- **TO DO**
Please print all of the material below, word for word.

[Records from a collection of figures]
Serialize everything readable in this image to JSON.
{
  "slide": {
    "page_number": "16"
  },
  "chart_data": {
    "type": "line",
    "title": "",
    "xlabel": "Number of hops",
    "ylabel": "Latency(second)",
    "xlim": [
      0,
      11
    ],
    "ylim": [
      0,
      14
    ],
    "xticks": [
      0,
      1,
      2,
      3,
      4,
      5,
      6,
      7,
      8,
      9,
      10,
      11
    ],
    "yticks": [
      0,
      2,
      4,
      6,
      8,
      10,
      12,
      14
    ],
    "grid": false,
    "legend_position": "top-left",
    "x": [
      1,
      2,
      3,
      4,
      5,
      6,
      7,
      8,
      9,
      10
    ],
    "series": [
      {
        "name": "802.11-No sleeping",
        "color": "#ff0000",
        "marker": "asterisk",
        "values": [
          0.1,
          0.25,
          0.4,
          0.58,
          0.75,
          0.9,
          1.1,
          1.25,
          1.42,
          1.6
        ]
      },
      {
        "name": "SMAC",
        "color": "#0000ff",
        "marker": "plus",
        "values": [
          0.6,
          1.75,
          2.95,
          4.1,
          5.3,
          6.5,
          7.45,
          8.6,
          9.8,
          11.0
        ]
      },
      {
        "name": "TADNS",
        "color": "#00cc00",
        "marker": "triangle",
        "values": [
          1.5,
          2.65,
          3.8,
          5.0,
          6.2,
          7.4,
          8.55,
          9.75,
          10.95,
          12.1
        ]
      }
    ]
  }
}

- **ANSWER TO THE EXERCISE**
Serialize everything readable in this image to JSON.
{
  "slide": {
    "page_number": "16"
  },
  "chart_data": {
    "type": "line",
    "title": "",
    "xlabel": "Number of hops",
    "ylabel": "Latency(second)",
    "xlim": [
      0,
      11
    ],
    "ylim": [
      0,
      14
    ],
    "xticks": [
      0,
      1,
      2,
      3,
      4,
      5,
      6,
      7,
      8,
      9,
      10,
      11
    ],
    "yticks": [
      0,
      2,
      4,
      6,
      8,
      10,
      12,
      14
    ],
    "grid": false,
    "legend_position": "top-left",
    "x": [
      1,
      2,
      3,
      4,
      5,
      6,
      7,
      8,
      9,
      10
    ],
    "series": [
      {
        "name": "802.11-No sleeping",
        "color": "#ff0000",
        "marker": "asterisk",
        "values": [
          0.1,
          0.25,
          0.4,
          0.58,
          0.75,
          0.9,
          1.1,
          1.25,
          1.42,
          1.6
        ]
      },
      {
        "name": "SMAC",
        "color": "#0000ff",
        "marker": "plus",
        "values": [
          0.6,
          1.75,
          2.95,
          4.1,
          5.3,
          6.5,
          7.45,
          8.6,
          9.8,
          11.0
        ]
      },
      {
        "name": "TADNS",
        "color": "#00cc00",
        "marker": "triangle",
        "values": [
          1.5,
          2.65,
          3.8,
          5.0,
          6.2,
          7.4,
          8.55,
          9.75,
          10.95,
          12.1
        ]
      }
    ]
  }
}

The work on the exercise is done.